**Task requirements**
Rewrite the rows starting at the one containing "row-member-name: ▶ Parker, Peter" and ending at the one containing "row-total: 15 — [360, 599, 375, 614]", changing "Orion Galaxy" to "Orion Nebula" and leaving everything else unchanged. Return only those rows.

-- start Supplied material --

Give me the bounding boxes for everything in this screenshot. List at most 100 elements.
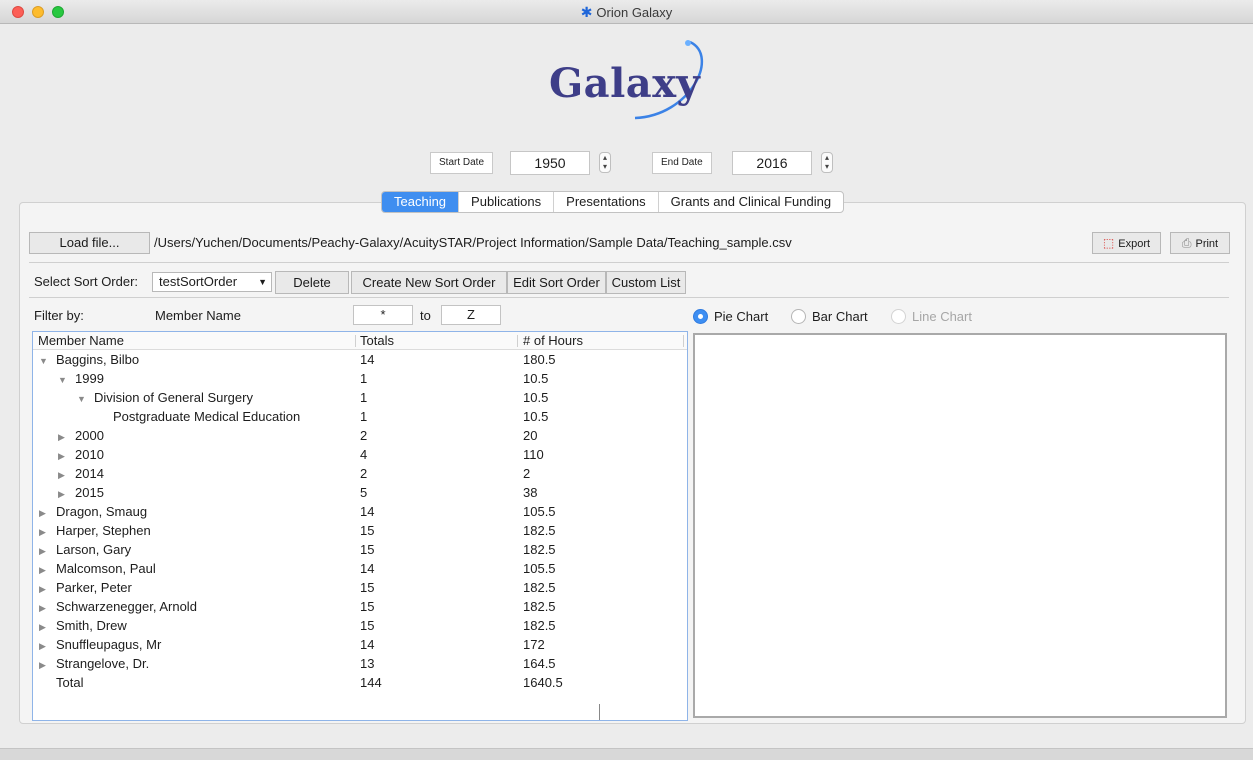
row-member-name: ▶ Parker, Peter — [39, 580, 132, 595]
disclosure-closed-icon[interactable]: ▶ — [39, 527, 51, 538]
printer-icon: ⎙ — [1181, 236, 1192, 250]
status-bar — [0, 748, 1253, 760]
table-row[interactable]: ▶ Dragon, Smaug 14 105.5 — [33, 503, 687, 522]
window-title: Orion Galaxy — [596, 5, 673, 20]
row-hours: 1640.5 — [523, 675, 563, 690]
row-total: 15 — [360, 599, 375, 614]
row-member-name: ▼ Division of General Surgery — [77, 390, 253, 405]
row-name-text: Total — [56, 675, 84, 690]
disclosure-closed-icon[interactable]: ▶ — [58, 470, 70, 481]
column-header-member-name[interactable]: Member Name — [38, 333, 124, 348]
tab-publications[interactable]: Publications — [459, 192, 555, 212]
disclosure-closed-icon[interactable]: ▶ — [58, 432, 70, 443]
disclosure-closed-icon[interactable]: ▶ — [39, 660, 51, 671]
section-tabs: Teaching Publications Presentations Gran… — [381, 191, 845, 213]
disclosure-closed-icon[interactable]: ▶ — [39, 565, 51, 576]
column-header-hours[interactable]: # of Hours — [523, 333, 583, 348]
row-name-text: 1999 — [75, 371, 104, 386]
row-member-name: ▶ Malcomson, Paul — [39, 561, 156, 576]
row-member-name: ▶ 2014 — [58, 466, 104, 481]
table-row[interactable]: ▶ 2010 4 110 — [33, 446, 687, 465]
export-button[interactable]: ⬚ Export — [1092, 232, 1161, 254]
tab-teaching[interactable]: Teaching — [382, 192, 460, 212]
end-date-stepper[interactable]: ▴ ▾ — [821, 152, 833, 173]
table-row[interactable]: ▶ Malcomson, Paul 14 105.5 — [33, 560, 687, 579]
row-name-text: 2000 — [75, 428, 104, 443]
tab-grants[interactable]: Grants and Clinical Funding — [659, 192, 843, 212]
disclosure-closed-icon[interactable]: ▶ — [58, 451, 70, 462]
disclosure-open-icon[interactable]: ▼ — [58, 375, 70, 385]
table-row[interactable]: ▶ 2014 2 2 — [33, 465, 687, 484]
line-chart-radio: Line Chart — [891, 308, 972, 324]
pie-chart-radio[interactable]: Pie Chart — [693, 308, 768, 324]
row-member-name: ▶ Smith, Drew — [39, 618, 127, 633]
disclosure-closed-icon[interactable]: ▶ — [39, 622, 51, 633]
divider-top — [29, 262, 1229, 263]
table-row[interactable]: ▼ 1999 1 10.5 — [33, 370, 687, 389]
disclosure-closed-icon[interactable]: ▶ — [39, 508, 51, 519]
table-row[interactable]: ▶ Snuffleupagus, Mr 14 172 — [33, 636, 687, 655]
row-total: 14 — [360, 561, 375, 576]
load-file-button[interactable]: Load file... — [29, 232, 150, 254]
table-row[interactable]: ▶ Schwarzenegger, Arnold 15 182.5 — [33, 598, 687, 617]
table-row[interactable]: Total 144 1640.5 — [33, 674, 687, 693]
row-total: 5 — [360, 485, 368, 500]
row-hours: 10.5 — [523, 371, 549, 386]
table-row[interactable]: ▼ Division of General Surgery 1 10.5 — [33, 389, 687, 408]
start-date-stepper[interactable]: ▴ ▾ — [599, 152, 611, 173]
table-row[interactable]: ▶ Parker, Peter 15 182.5 — [33, 579, 687, 598]
filter-to-input[interactable]: Z — [441, 305, 501, 325]
delete-sort-button[interactable]: Delete — [275, 271, 349, 294]
table-row[interactable]: ▶ Harper, Stephen 15 182.5 — [33, 522, 687, 541]
row-hours: 182.5 — [523, 523, 556, 538]
column-header-totals[interactable]: Totals — [360, 333, 394, 348]
row-total: 15 — [360, 542, 375, 557]
row-member-name: Total — [39, 675, 83, 690]
table-row[interactable]: ▶ Larson, Gary 15 182.5 — [33, 541, 687, 560]
sort-order-select[interactable]: testSortOrder ▼ — [152, 272, 272, 292]
create-sort-order-button[interactable]: Create New Sort Order — [351, 271, 507, 294]
row-name-text: Snuffleupagus, Mr — [56, 637, 162, 652]
row-hours: 172 — [523, 637, 545, 652]
disclosure-closed-icon[interactable]: ▶ — [58, 489, 70, 500]
print-button[interactable]: ⎙ Print — [1170, 232, 1230, 254]
disclosure-closed-icon[interactable]: ▶ — [39, 584, 51, 595]
row-member-name: ▶ Snuffleupagus, Mr — [39, 637, 161, 652]
table-row[interactable]: Postgraduate Medical Education 1 10.5 — [33, 408, 687, 427]
star-icon: ✱ — [580, 4, 593, 20]
row-hours: 20 — [523, 428, 538, 443]
end-date-field[interactable]: 2016 — [732, 151, 812, 175]
row-total: 14 — [360, 504, 375, 519]
disclosure-closed-icon[interactable]: ▶ — [39, 641, 51, 652]
divider-middle — [29, 297, 1229, 298]
table-row[interactable]: ▶ Smith, Drew 15 182.5 — [33, 617, 687, 636]
column-divider[interactable] — [355, 335, 356, 347]
column-divider[interactable] — [517, 335, 518, 347]
table-row[interactable]: ▶ 2015 5 38 — [33, 484, 687, 503]
disclosure-closed-icon[interactable]: ▶ — [39, 546, 51, 557]
disclosure-open-icon[interactable]: ▼ — [39, 356, 51, 366]
edit-sort-order-button[interactable]: Edit Sort Order — [507, 271, 606, 294]
bar-chart-radio[interactable]: Bar Chart — [791, 308, 868, 324]
row-member-name: ▶ 2010 — [58, 447, 104, 462]
custom-list-button[interactable]: Custom List — [606, 271, 686, 294]
row-hours: 10.5 — [523, 409, 549, 424]
row-name-text: Malcomson, Paul — [56, 561, 156, 576]
start-date-field[interactable]: 1950 — [510, 151, 590, 175]
filter-from-input[interactable]: * — [353, 305, 413, 325]
row-total: 15 — [360, 580, 375, 595]
teaching-tree-table[interactable]: Member Name Totals # of Hours ▼ Baggins, … — [32, 331, 688, 721]
table-row[interactable]: ▶ Strangelove, Dr. 13 164.5 — [33, 655, 687, 674]
table-row[interactable]: ▶ 2000 2 20 — [33, 427, 687, 446]
filter-field-label: Member Name — [155, 308, 241, 323]
tab-presentations[interactable]: Presentations — [554, 192, 659, 212]
row-total: 2 — [360, 428, 368, 443]
row-hours: 180.5 — [523, 352, 556, 367]
column-divider[interactable] — [683, 335, 684, 347]
table-row[interactable]: ▼ Baggins, Bilbo 14 180.5 — [33, 351, 687, 370]
row-member-name: ▶ Strangelove, Dr. — [39, 656, 149, 671]
disclosure-closed-icon[interactable]: ▶ — [39, 603, 51, 614]
disclosure-open-icon[interactable]: ▼ — [77, 394, 89, 404]
row-member-name: ▼ Baggins, Bilbo — [39, 352, 139, 367]
row-member-name: ▶ Larson, Gary — [39, 542, 131, 557]
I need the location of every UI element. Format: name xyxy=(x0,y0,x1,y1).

-- end Supplied material --

**Finished exercise**
row-member-name: ▶ Parker, Peter — [39, 580, 132, 595]
disclosure-closed-icon[interactable]: ▶ — [39, 527, 51, 538]
printer-icon: ⎙ — [1181, 236, 1192, 250]
status-bar — [0, 748, 1253, 760]
table-row[interactable]: ▶ Dragon, Smaug 14 105.5 — [33, 503, 687, 522]
window-title: Orion Nebula — [596, 5, 673, 20]
row-hours: 1640.5 — [523, 675, 563, 690]
row-total: 15 — [360, 599, 375, 614]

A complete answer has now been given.